## Your goal
Check each line of the data for "JSON" and select those that have it.
___ Dataset extract ___
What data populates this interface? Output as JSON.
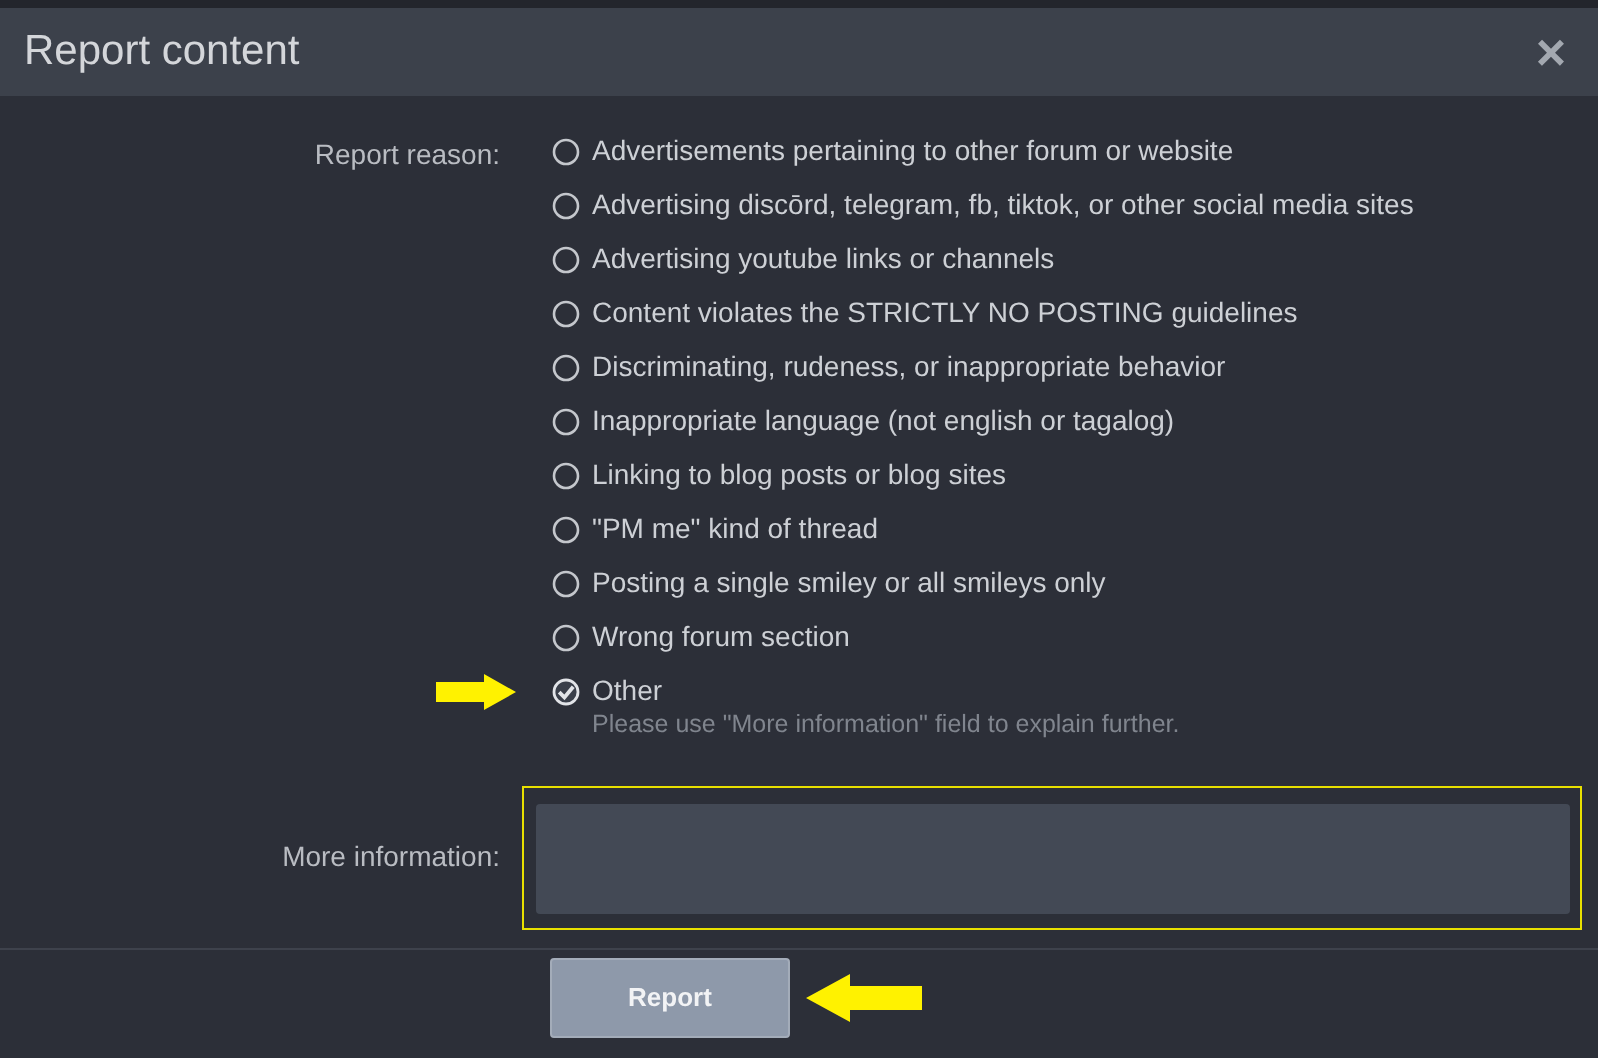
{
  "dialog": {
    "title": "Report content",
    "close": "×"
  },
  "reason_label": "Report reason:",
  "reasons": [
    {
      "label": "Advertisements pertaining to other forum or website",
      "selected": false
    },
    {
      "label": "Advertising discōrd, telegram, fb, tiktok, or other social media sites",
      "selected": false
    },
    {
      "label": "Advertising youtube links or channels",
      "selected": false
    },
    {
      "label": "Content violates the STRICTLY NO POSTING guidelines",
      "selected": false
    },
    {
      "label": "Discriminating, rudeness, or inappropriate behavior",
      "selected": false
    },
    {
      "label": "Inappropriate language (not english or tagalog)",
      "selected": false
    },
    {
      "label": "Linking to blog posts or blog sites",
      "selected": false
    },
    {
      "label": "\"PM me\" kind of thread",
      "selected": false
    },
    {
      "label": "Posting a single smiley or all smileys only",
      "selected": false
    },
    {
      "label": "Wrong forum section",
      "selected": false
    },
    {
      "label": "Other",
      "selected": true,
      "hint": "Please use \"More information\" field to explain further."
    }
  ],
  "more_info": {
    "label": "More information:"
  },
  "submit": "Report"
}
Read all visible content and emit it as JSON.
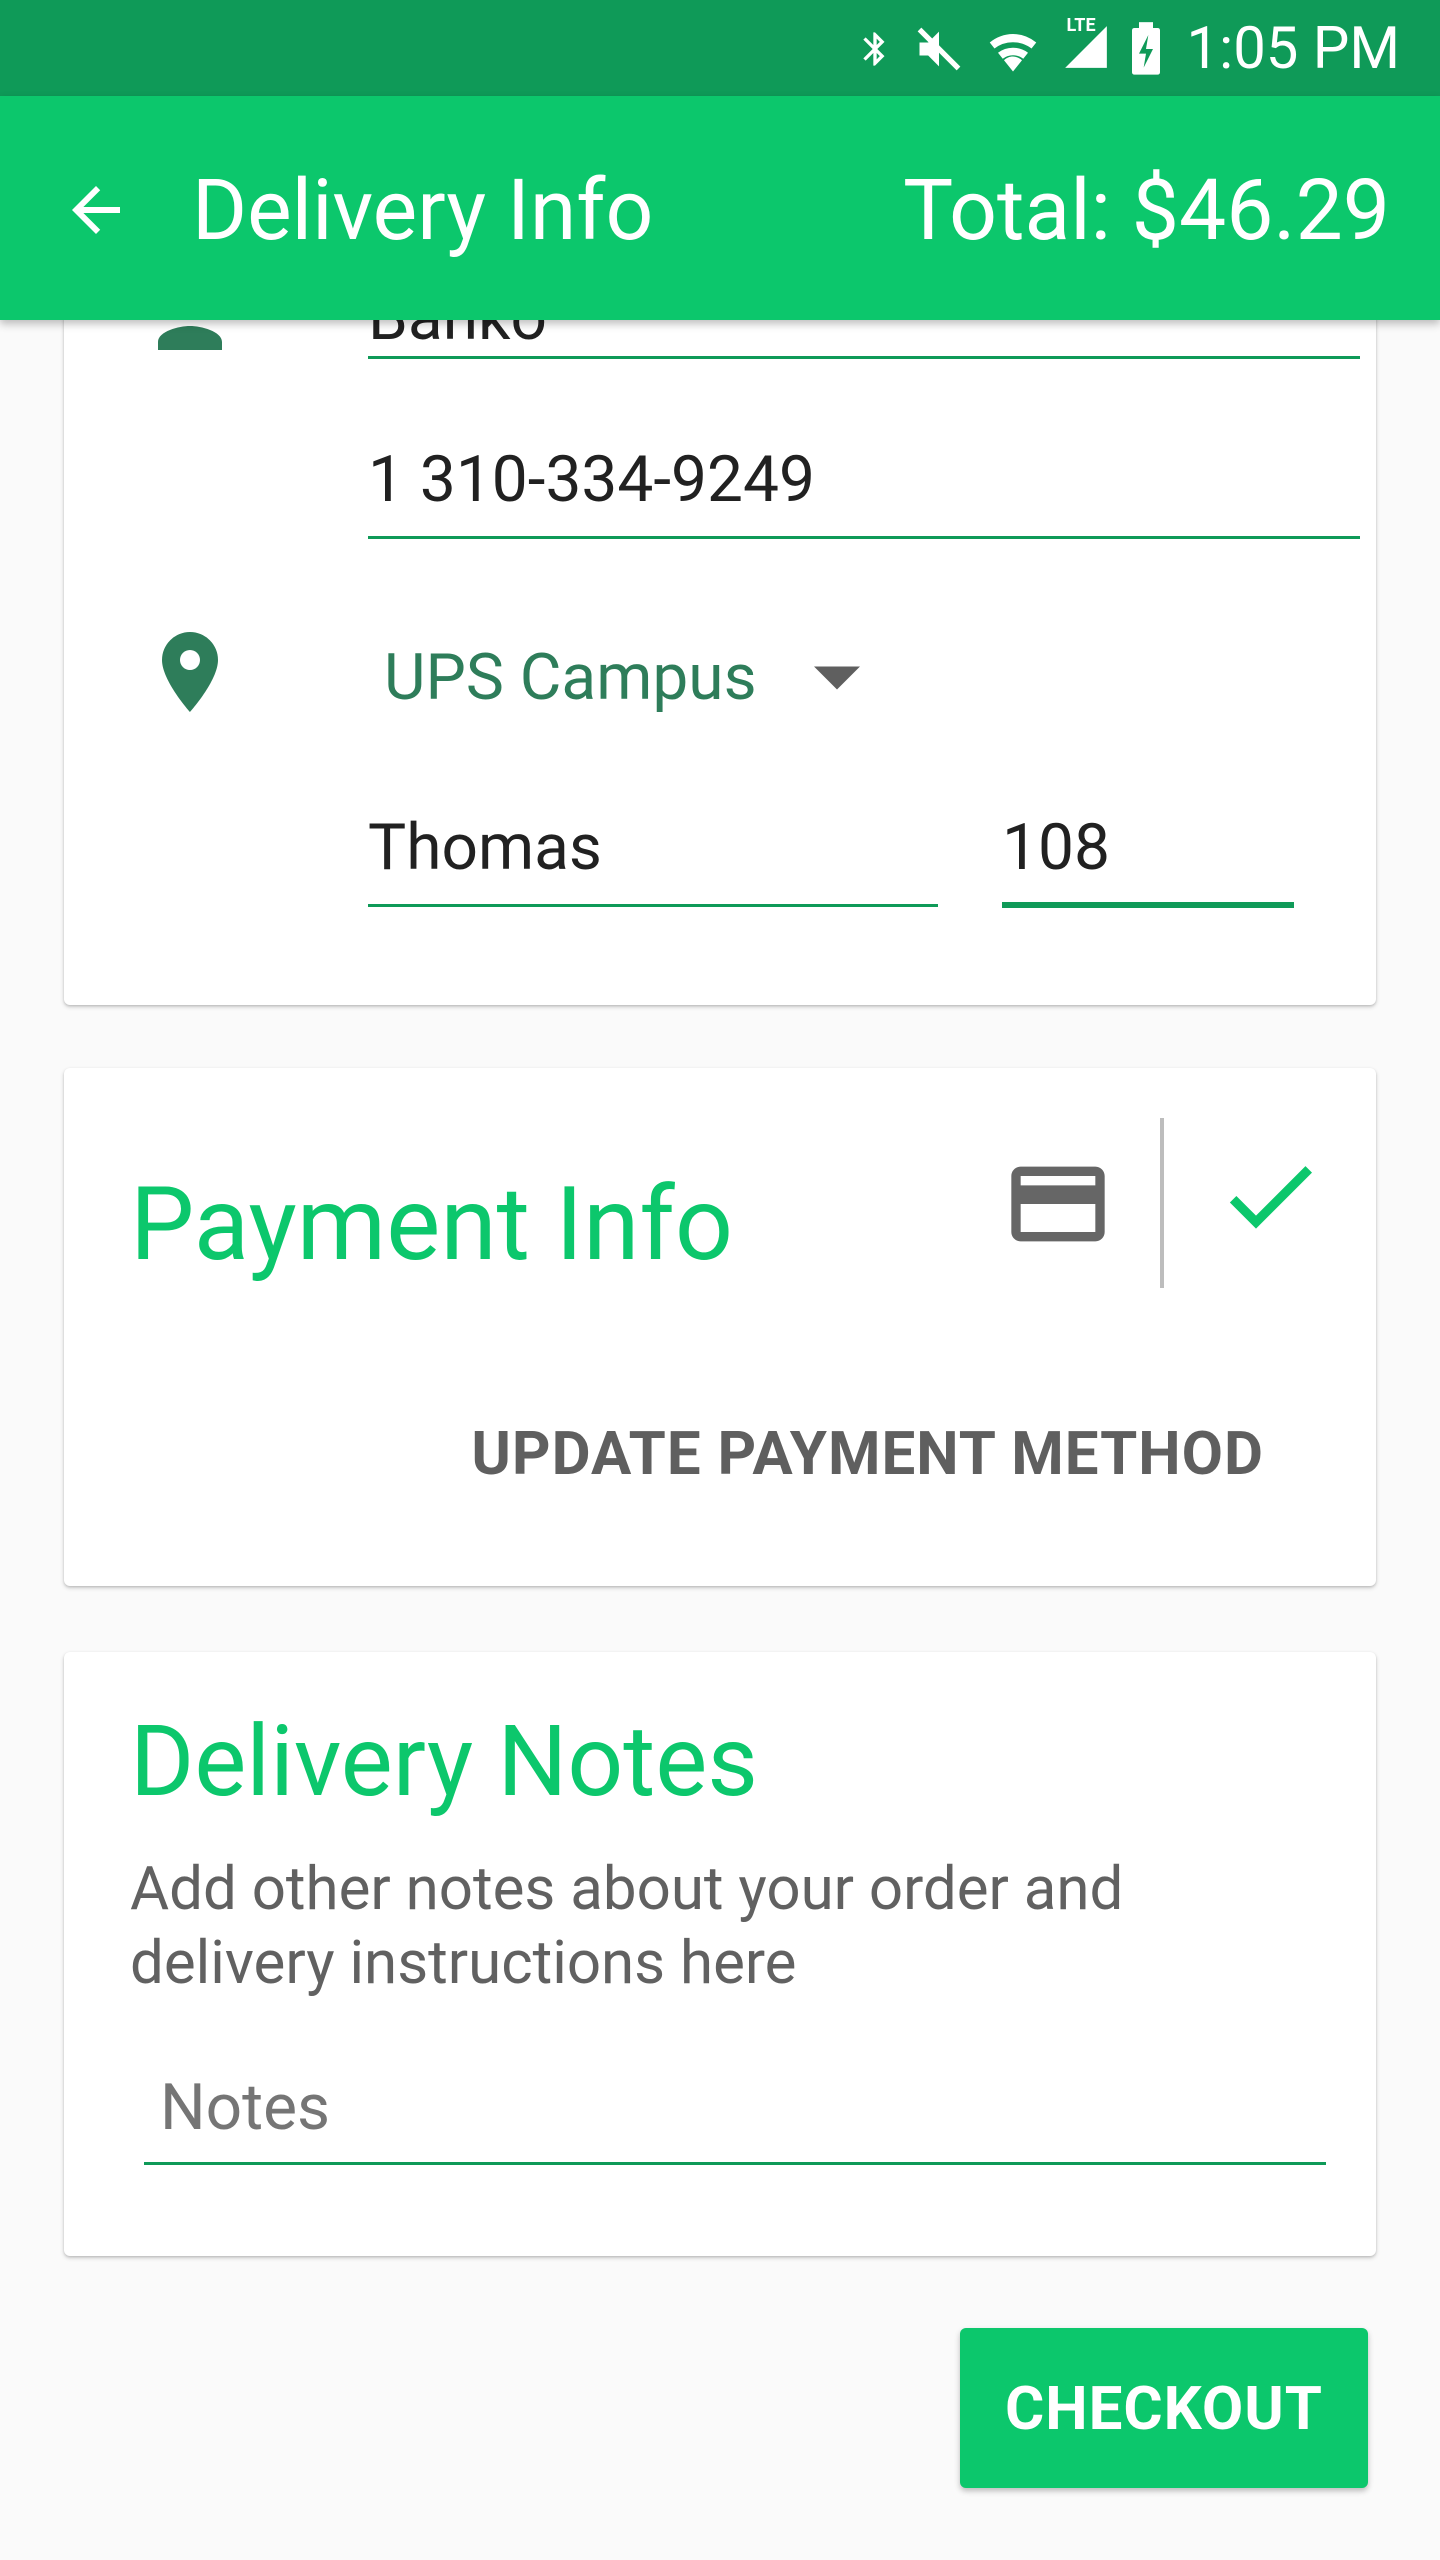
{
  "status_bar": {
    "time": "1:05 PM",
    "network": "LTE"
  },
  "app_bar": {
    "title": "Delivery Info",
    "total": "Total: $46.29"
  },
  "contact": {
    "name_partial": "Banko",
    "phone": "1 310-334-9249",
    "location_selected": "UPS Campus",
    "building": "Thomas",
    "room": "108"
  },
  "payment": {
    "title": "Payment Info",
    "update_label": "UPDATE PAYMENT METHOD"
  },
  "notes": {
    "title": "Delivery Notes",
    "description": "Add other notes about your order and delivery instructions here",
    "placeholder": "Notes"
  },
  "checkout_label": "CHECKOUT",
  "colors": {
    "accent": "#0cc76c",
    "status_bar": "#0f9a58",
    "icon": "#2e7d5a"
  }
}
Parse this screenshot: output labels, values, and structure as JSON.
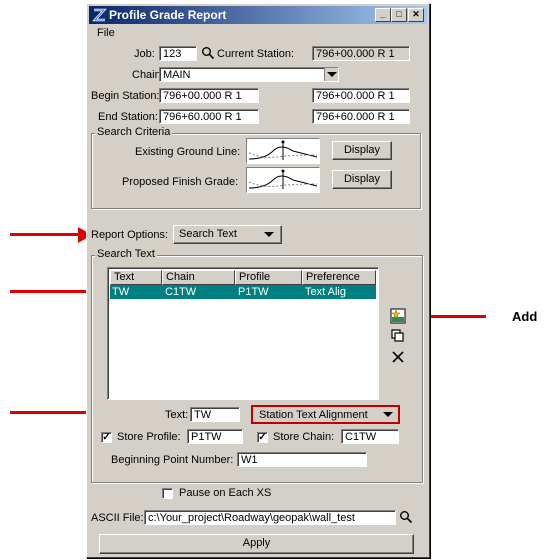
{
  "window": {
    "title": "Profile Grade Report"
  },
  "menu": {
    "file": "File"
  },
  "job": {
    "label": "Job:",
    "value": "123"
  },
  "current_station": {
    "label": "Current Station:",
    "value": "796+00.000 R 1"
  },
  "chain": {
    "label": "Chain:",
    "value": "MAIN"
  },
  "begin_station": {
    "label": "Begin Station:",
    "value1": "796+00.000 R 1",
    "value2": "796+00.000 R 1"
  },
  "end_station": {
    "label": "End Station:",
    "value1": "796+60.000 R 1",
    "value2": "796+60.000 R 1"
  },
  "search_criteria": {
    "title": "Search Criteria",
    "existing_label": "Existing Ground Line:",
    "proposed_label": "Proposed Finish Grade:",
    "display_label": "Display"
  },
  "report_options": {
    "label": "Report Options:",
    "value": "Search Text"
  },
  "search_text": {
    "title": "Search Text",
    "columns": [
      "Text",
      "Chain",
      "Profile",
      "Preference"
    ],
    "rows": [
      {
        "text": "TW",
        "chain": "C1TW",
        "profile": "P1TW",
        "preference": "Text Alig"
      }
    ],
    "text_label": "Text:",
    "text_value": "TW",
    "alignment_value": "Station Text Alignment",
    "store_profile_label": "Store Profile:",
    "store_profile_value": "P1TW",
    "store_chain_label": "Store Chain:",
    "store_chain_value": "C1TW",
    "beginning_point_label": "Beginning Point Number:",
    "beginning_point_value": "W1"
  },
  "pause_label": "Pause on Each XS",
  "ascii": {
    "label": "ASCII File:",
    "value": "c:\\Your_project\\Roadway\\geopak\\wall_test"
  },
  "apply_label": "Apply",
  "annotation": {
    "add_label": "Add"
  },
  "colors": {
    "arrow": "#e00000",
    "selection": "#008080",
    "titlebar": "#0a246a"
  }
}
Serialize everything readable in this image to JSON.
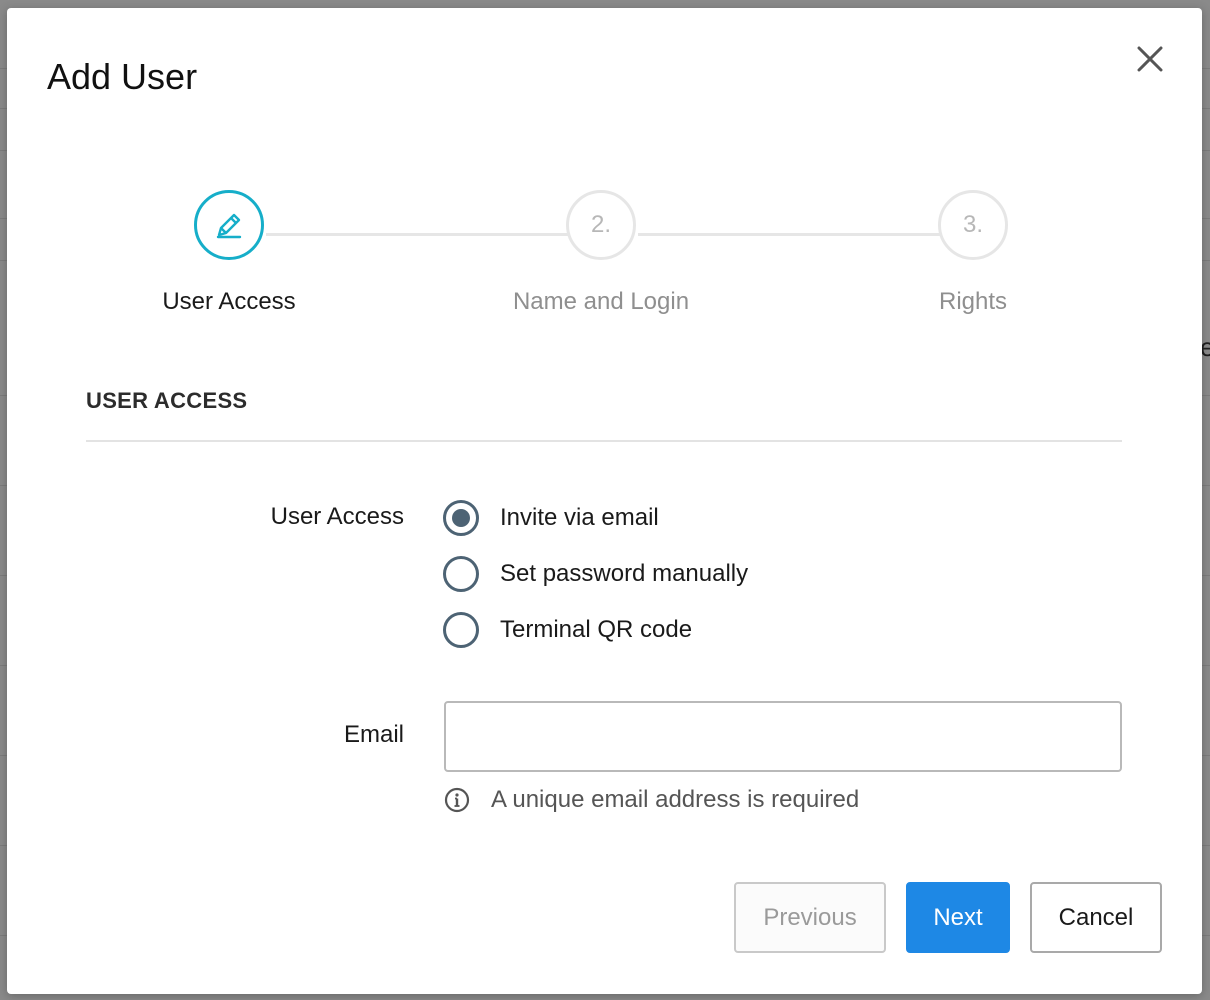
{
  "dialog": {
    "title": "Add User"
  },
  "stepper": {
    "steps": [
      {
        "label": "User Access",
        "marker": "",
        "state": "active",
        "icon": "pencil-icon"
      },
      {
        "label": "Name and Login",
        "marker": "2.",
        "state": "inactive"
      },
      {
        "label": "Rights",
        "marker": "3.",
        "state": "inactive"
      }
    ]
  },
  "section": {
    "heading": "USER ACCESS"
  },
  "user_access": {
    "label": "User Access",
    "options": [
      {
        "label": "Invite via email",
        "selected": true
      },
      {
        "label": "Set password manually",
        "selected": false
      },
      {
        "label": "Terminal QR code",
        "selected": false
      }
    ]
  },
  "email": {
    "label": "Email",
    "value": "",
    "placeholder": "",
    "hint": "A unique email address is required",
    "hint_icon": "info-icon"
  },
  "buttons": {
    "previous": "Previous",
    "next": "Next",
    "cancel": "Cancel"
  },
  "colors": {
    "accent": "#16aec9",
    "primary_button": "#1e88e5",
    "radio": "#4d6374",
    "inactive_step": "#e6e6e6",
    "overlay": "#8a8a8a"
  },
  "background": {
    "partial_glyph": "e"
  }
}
___
## Solution to this problem
What data populates this interface? Output as JSON.
Read all visible content and emit it as JSON.
Parse this screenshot: output labels, values, and structure as JSON.
Serialize everything readable in this image to JSON.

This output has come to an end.